Given request |
Your task is to extract every entry that follows word for word while excluding the pictures.

**** Dataset content

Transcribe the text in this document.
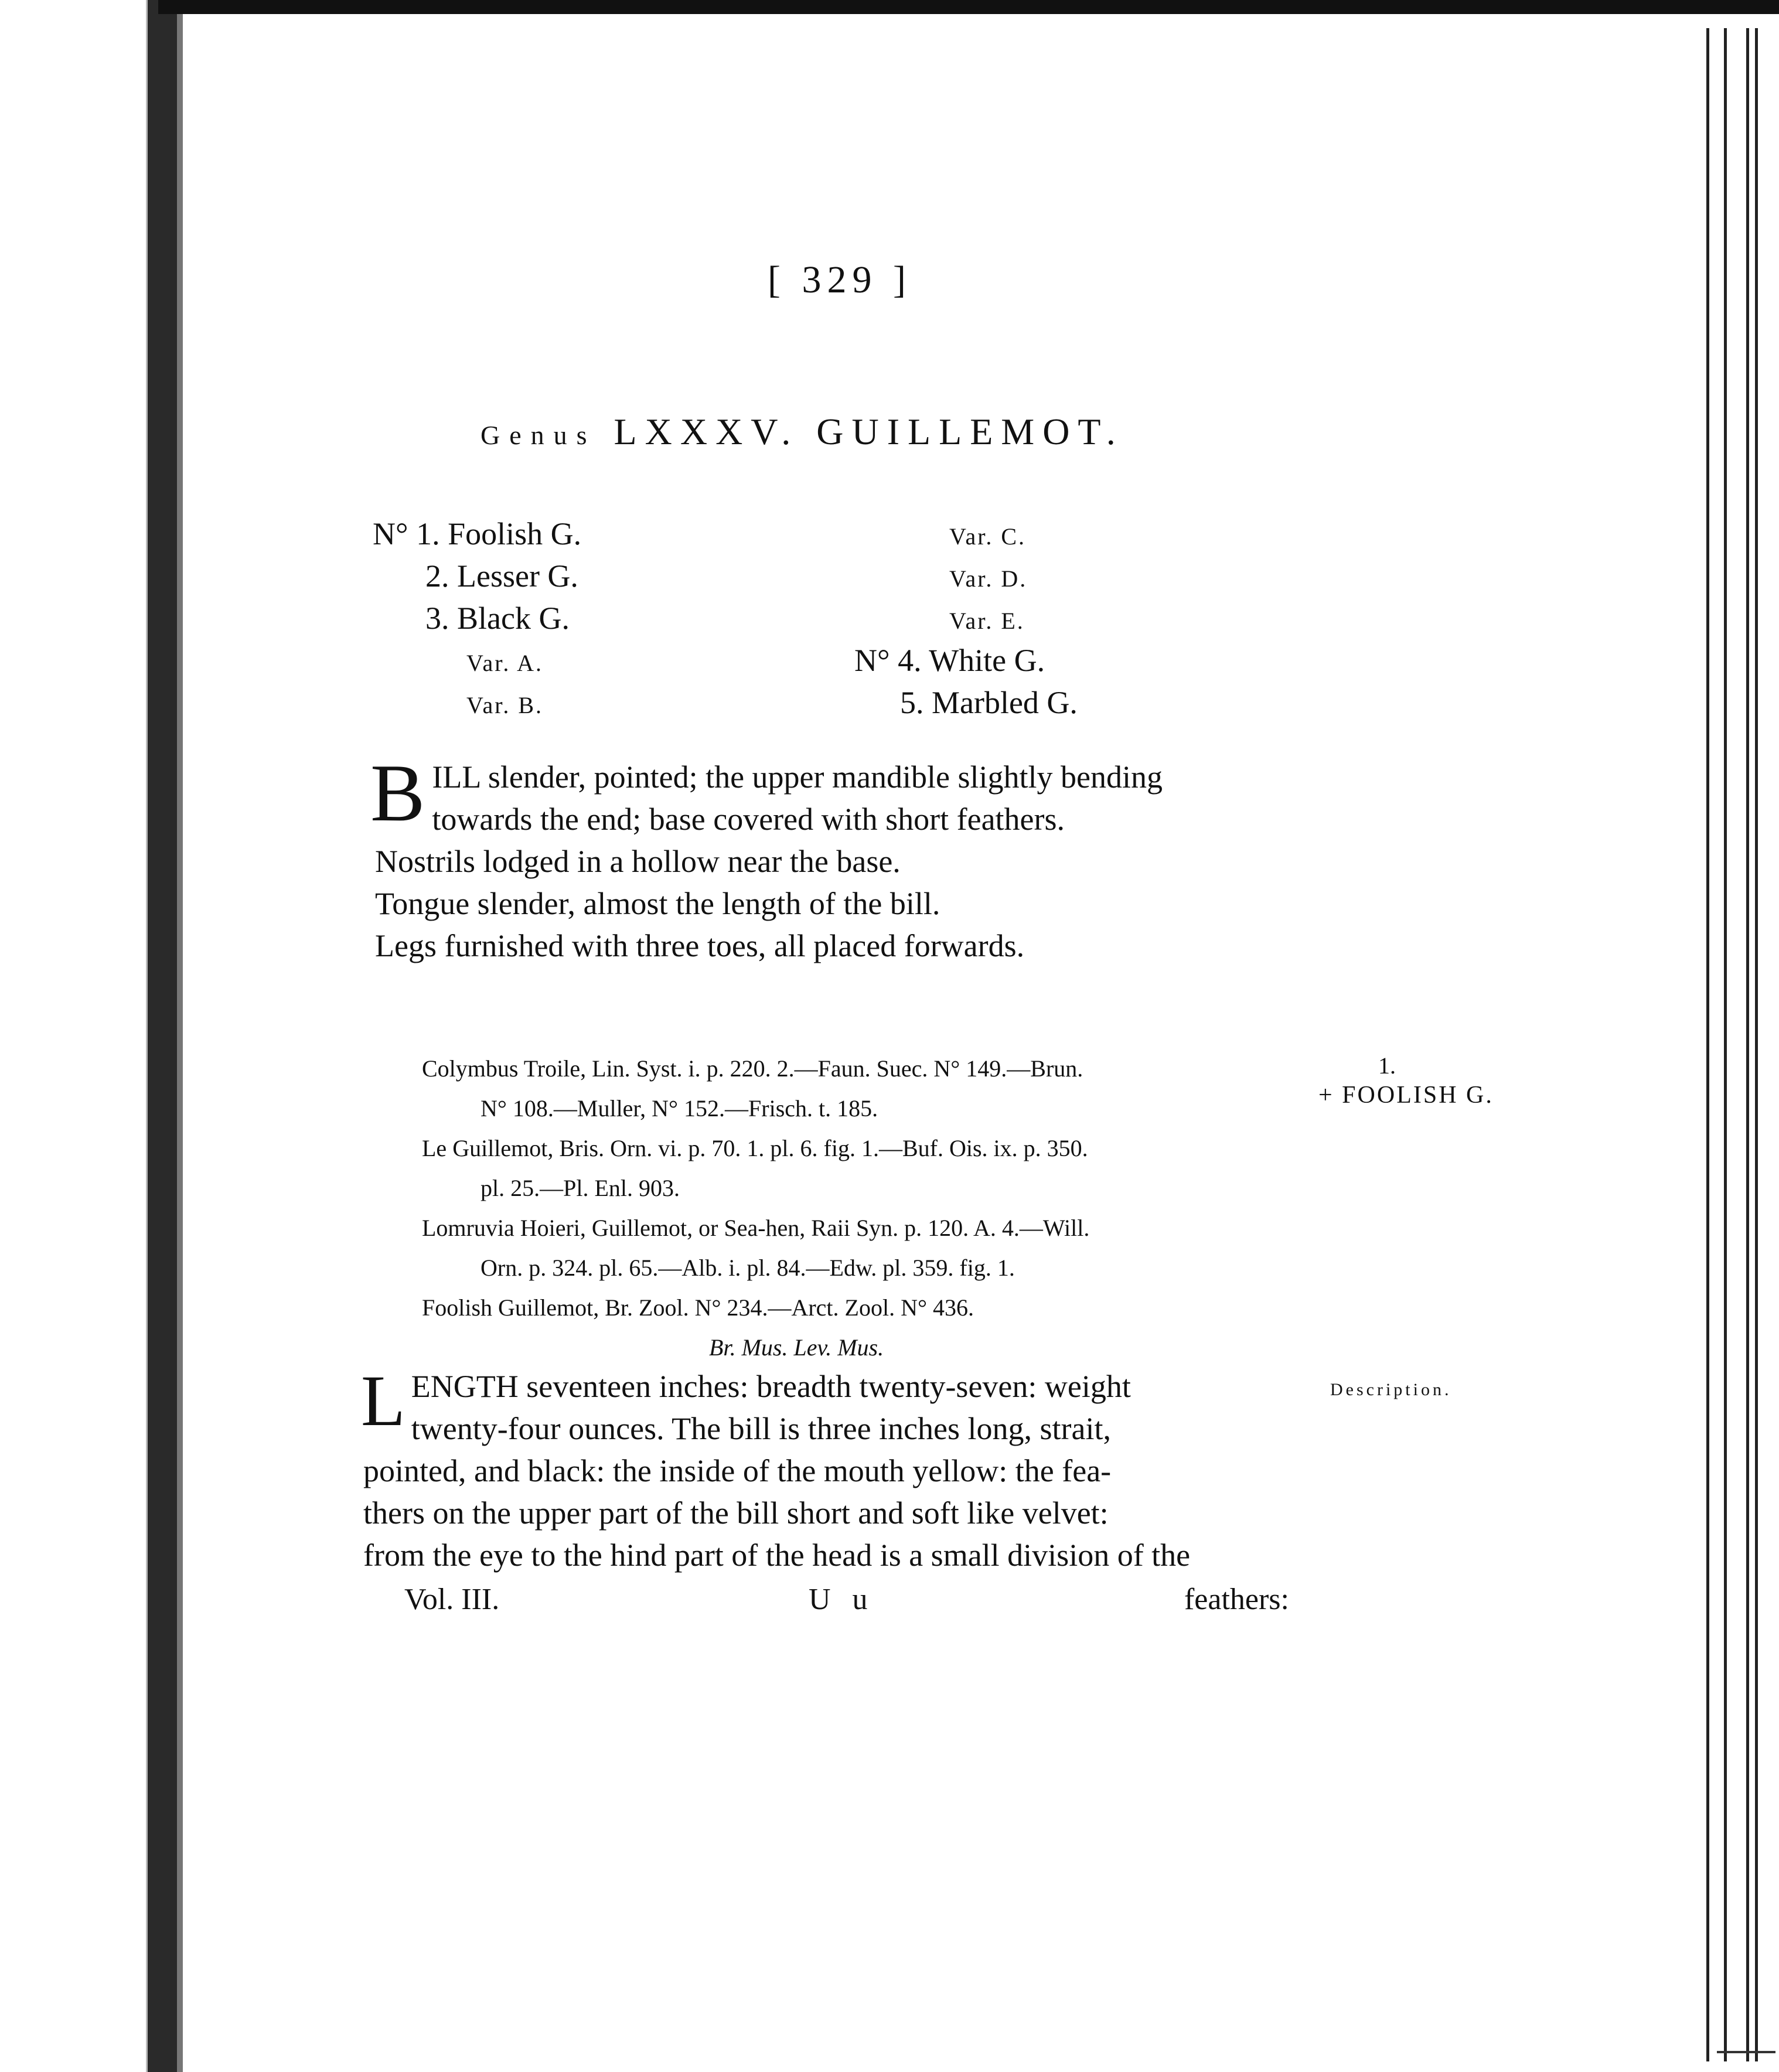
[ 329 ]
Genus LXXXV. GUILLEMOT.
N° 1. Foolish G.
2. Lesser G.
3. Black G.
Var. A.
Var. B.
Var. C.
Var. D.
Var. E.
N° 4. White G.
5. Marbled G.
B ILL slender, pointed; the upper mandible slightly bending
towards the end; base covered with short feathers.
Nostrils lodged in a hollow near the base.
Tongue slender, almost the length of the bill.
Legs furnished with three toes, all placed forwards.
Colymbus Troile, Lin. Syst. i. p. 220. 2.—Faun. Suec. N° 149.—Brun.
N° 108.—Muller, N° 152.—Frisch. t. 185.
Le Guillemot, Bris. Orn. vi. p. 70. 1. pl. 6. fig. 1.—Buf. Ois. ix. p. 350.
pl. 25.—Pl. Enl. 903.
Lomruvia Hoieri, Guillemot, or Sea-hen, Raii Syn. p. 120. A. 4.—Will.
Orn. p. 324. pl. 65.—Alb. i. pl. 84.—Edw. pl. 359. fig. 1.
Foolish Guillemot, Br. Zool. N° 234.—Arct. Zool. N° 436.
Br. Mus. Lev. Mus.
1.
+ FOOLISH G.
Description.
L ENGTH seventeen inches: breadth twenty-seven: weight
twenty-four ounces. The bill is three inches long, strait,
pointed, and black: the inside of the mouth yellow: the fea-
thers on the upper part of the bill short and soft like velvet:
from the eye to the hind part of the head is a small division of the
Vol. III.	U u	feathers:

********

Final answer |
Transcribe the text in this document.
[ 329 ]
Genus LXXXV. GUILLEMOT.
N° 1. Foolish G.
2. Lesser G.
3. Black G.
Var. A.
Var. B.
Var. C.
Var. D.
Var. E.
N° 4. White G.
5. Marbled G.
B ILL slender, pointed; the upper mandible slightly bending
towards the end; base covered with short feathers.
Nostrils lodged in a hollow near the base.
Tongue slender, almost the length of the bill.
Legs furnished with three toes, all placed forwards.
Colymbus Troile, Lin. Syst. i. p. 220. 2.—Faun. Suec. N° 149.—Brun.
N° 108.—Muller, N° 152.—Frisch. t. 185.
Le Guillemot, Bris. Orn. vi. p. 70. 1. pl. 6. fig. 1.—Buf. Ois. ix. p. 350.
pl. 25.—Pl. Enl. 903.
Lomruvia Hoieri, Guillemot, or Sea-hen, Raii Syn. p. 120. A. 4.—Will.
Orn. p. 324. pl. 65.—Alb. i. pl. 84.—Edw. pl. 359. fig. 1.
Foolish Guillemot, Br. Zool. N° 234.—Arct. Zool. N° 436.
Br. Mus. Lev. Mus.
1.
+ FOOLISH G.
Description.
L ENGTH seventeen inches: breadth twenty-seven: weight
twenty-four ounces. The bill is three inches long, strait,
pointed, and black: the inside of the mouth yellow: the fea-
thers on the upper part of the bill short and soft like velvet:
from the eye to the hind part of the head is a small division of the
Vol. III.	U u	feathers:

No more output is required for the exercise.